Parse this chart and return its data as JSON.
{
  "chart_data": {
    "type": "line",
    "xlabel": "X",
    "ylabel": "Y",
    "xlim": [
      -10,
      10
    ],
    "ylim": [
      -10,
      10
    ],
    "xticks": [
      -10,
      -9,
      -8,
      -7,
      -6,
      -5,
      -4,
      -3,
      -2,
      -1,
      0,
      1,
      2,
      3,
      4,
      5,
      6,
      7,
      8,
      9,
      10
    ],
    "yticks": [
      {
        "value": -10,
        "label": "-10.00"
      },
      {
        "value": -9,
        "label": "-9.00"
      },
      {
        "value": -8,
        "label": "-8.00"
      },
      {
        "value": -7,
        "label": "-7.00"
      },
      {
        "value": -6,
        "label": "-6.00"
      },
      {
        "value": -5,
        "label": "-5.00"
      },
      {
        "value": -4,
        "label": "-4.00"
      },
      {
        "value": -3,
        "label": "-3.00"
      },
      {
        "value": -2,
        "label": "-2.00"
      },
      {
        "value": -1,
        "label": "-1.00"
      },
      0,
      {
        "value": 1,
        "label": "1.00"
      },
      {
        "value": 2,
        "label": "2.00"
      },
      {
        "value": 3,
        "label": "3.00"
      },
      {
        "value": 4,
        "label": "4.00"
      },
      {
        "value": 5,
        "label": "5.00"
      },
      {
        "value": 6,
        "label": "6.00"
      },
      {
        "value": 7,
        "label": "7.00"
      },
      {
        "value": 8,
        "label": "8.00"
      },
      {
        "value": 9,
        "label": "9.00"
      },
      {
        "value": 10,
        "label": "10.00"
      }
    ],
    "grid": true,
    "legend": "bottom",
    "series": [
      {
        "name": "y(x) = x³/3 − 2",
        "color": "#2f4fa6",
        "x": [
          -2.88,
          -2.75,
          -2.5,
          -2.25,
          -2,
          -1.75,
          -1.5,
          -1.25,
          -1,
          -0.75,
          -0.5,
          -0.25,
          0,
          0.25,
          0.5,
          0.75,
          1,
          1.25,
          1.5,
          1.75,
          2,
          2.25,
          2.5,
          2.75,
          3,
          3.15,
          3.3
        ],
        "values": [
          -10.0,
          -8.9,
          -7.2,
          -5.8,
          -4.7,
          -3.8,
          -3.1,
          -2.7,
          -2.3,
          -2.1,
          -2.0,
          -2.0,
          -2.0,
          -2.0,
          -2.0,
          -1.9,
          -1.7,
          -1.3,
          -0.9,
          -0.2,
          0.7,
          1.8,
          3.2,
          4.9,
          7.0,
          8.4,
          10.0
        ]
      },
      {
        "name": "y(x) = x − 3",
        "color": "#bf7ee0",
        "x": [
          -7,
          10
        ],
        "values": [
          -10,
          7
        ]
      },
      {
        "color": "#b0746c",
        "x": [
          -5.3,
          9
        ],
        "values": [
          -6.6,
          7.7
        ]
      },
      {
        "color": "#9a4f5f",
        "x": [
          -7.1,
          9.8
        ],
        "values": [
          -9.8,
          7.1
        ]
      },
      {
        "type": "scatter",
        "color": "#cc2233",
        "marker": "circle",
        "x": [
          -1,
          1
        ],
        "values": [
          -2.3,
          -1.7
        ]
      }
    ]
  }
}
━━━━━━━━━━━━━━━━
## GIVEN PROBLEM
Find the lines above that include the string "color" and copy them.

## ANSWER TO THIS PROBLEM
        "color": "#2f4fa6",
        "color": "#bf7ee0",
        "color": "#b0746c",
        "color": "#9a4f5f",
        "color": "#cc2233",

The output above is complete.